■ **Your objective**:
Pick out each line containing the string "Sent".

Figure collection entries
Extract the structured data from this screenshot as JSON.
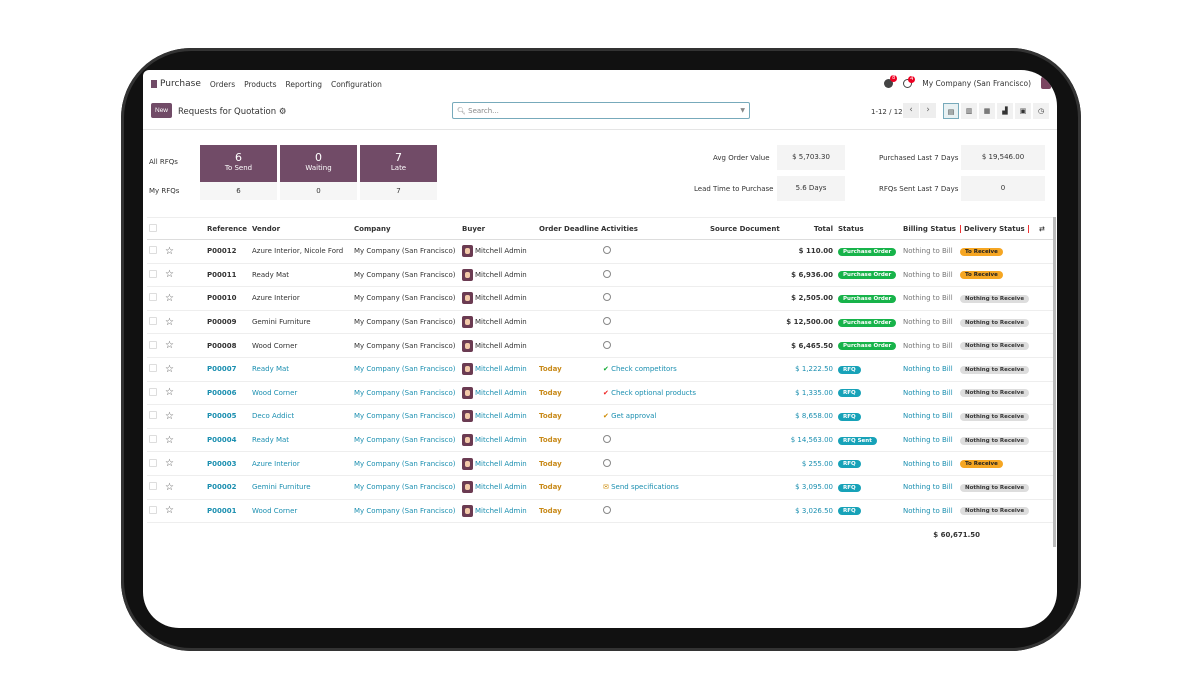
{
  "nav": {
    "app": "Purchase",
    "menu": [
      "Orders",
      "Products",
      "Reporting",
      "Configuration"
    ],
    "company": "My Company (San Francisco)",
    "msg_count": "8",
    "activity_count": "4"
  },
  "control": {
    "new_label": "New",
    "title": "Requests for Quotation",
    "search_placeholder": "Search...",
    "pager": "1-12 / 12"
  },
  "dashboard": {
    "all_label": "All RFQs",
    "my_label": "My RFQs",
    "tiles": [
      {
        "value": "6",
        "label": "To Send",
        "my": "6"
      },
      {
        "value": "0",
        "label": "Waiting",
        "my": "0"
      },
      {
        "value": "7",
        "label": "Late",
        "my": "7"
      }
    ],
    "kpis": [
      {
        "label": "Avg Order Value",
        "value": "$ 5,703.30"
      },
      {
        "label": "Purchased Last 7 Days",
        "value": "$ 19,546.00"
      },
      {
        "label": "Lead Time to Purchase",
        "value": "5.6 Days"
      },
      {
        "label": "RFQs Sent Last 7 Days",
        "value": "0"
      }
    ]
  },
  "table": {
    "headers": [
      "Reference",
      "Vendor",
      "Company",
      "Buyer",
      "Order Deadline",
      "Activities",
      "Source Document",
      "Total",
      "Status",
      "Billing Status",
      "Delivery Status"
    ],
    "rows": [
      {
        "ref": "P00012",
        "vendor": "Azure Interior, Nicole Ford",
        "company": "My Company (San Francisco)",
        "buyer": "Mitchell Admin",
        "deadline": "",
        "activity": "",
        "act_icon": "clock",
        "total": "$ 110.00",
        "status": "Purchase Order",
        "billing": "Nothing to Bill",
        "delivery": "To Receive"
      },
      {
        "ref": "P00011",
        "vendor": "Ready Mat",
        "company": "My Company (San Francisco)",
        "buyer": "Mitchell Admin",
        "deadline": "",
        "activity": "",
        "act_icon": "clock",
        "total": "$ 6,936.00",
        "status": "Purchase Order",
        "billing": "Nothing to Bill",
        "delivery": "To Receive"
      },
      {
        "ref": "P00010",
        "vendor": "Azure Interior",
        "company": "My Company (San Francisco)",
        "buyer": "Mitchell Admin",
        "deadline": "",
        "activity": "",
        "act_icon": "clock",
        "total": "$ 2,505.00",
        "status": "Purchase Order",
        "billing": "Nothing to Bill",
        "delivery": "Nothing to Receive"
      },
      {
        "ref": "P00009",
        "vendor": "Gemini Furniture",
        "company": "My Company (San Francisco)",
        "buyer": "Mitchell Admin",
        "deadline": "",
        "activity": "",
        "act_icon": "clock",
        "total": "$ 12,500.00",
        "status": "Purchase Order",
        "billing": "Nothing to Bill",
        "delivery": "Nothing to Receive"
      },
      {
        "ref": "P00008",
        "vendor": "Wood Corner",
        "company": "My Company (San Francisco)",
        "buyer": "Mitchell Admin",
        "deadline": "",
        "activity": "",
        "act_icon": "clock",
        "total": "$ 6,465.50",
        "status": "Purchase Order",
        "billing": "Nothing to Bill",
        "delivery": "Nothing to Receive"
      },
      {
        "ref": "P00007",
        "vendor": "Ready Mat",
        "company": "My Company (San Francisco)",
        "buyer": "Mitchell Admin",
        "deadline": "Today",
        "activity": "Check competitors",
        "act_icon": "check-green",
        "total": "$ 1,222.50",
        "status": "RFQ",
        "billing": "Nothing to Bill",
        "delivery": "Nothing to Receive"
      },
      {
        "ref": "P00006",
        "vendor": "Wood Corner",
        "company": "My Company (San Francisco)",
        "buyer": "Mitchell Admin",
        "deadline": "Today",
        "activity": "Check optional products",
        "act_icon": "check-red",
        "total": "$ 1,335.00",
        "status": "RFQ",
        "billing": "Nothing to Bill",
        "delivery": "Nothing to Receive"
      },
      {
        "ref": "P00005",
        "vendor": "Deco Addict",
        "company": "My Company (San Francisco)",
        "buyer": "Mitchell Admin",
        "deadline": "Today",
        "activity": "Get approval",
        "act_icon": "check-orange",
        "total": "$ 8,658.00",
        "status": "RFQ",
        "billing": "Nothing to Bill",
        "delivery": "Nothing to Receive"
      },
      {
        "ref": "P00004",
        "vendor": "Ready Mat",
        "company": "My Company (San Francisco)",
        "buyer": "Mitchell Admin",
        "deadline": "Today",
        "activity": "",
        "act_icon": "clock",
        "total": "$ 14,563.00",
        "status": "RFQ Sent",
        "billing": "Nothing to Bill",
        "delivery": "Nothing to Receive"
      },
      {
        "ref": "P00003",
        "vendor": "Azure Interior",
        "company": "My Company (San Francisco)",
        "buyer": "Mitchell Admin",
        "deadline": "Today",
        "activity": "",
        "act_icon": "clock",
        "total": "$ 255.00",
        "status": "RFQ",
        "billing": "Nothing to Bill",
        "delivery": "To Receive"
      },
      {
        "ref": "P00002",
        "vendor": "Gemini Furniture",
        "company": "My Company (San Francisco)",
        "buyer": "Mitchell Admin",
        "deadline": "Today",
        "activity": "Send specifications",
        "act_icon": "envelope",
        "total": "$ 3,095.00",
        "status": "RFQ",
        "billing": "Nothing to Bill",
        "delivery": "Nothing to Receive"
      },
      {
        "ref": "P00001",
        "vendor": "Wood Corner",
        "company": "My Company (San Francisco)",
        "buyer": "Mitchell Admin",
        "deadline": "Today",
        "activity": "",
        "act_icon": "clock",
        "total": "$ 3,026.50",
        "status": "RFQ",
        "billing": "Nothing to Bill",
        "delivery": "Nothing to Receive"
      }
    ],
    "grand_total": "$ 60,671.50"
  },
  "colors": {
    "brand": "#714b67",
    "link": "#1b8fb0",
    "po": "#17b34a",
    "rfq": "#17a2b8",
    "to_receive": "#f5a623"
  }
}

■ **Answer to this task**:
        "label": "RFQs Sent Last 7 Days",
        "status": "RFQ Sent",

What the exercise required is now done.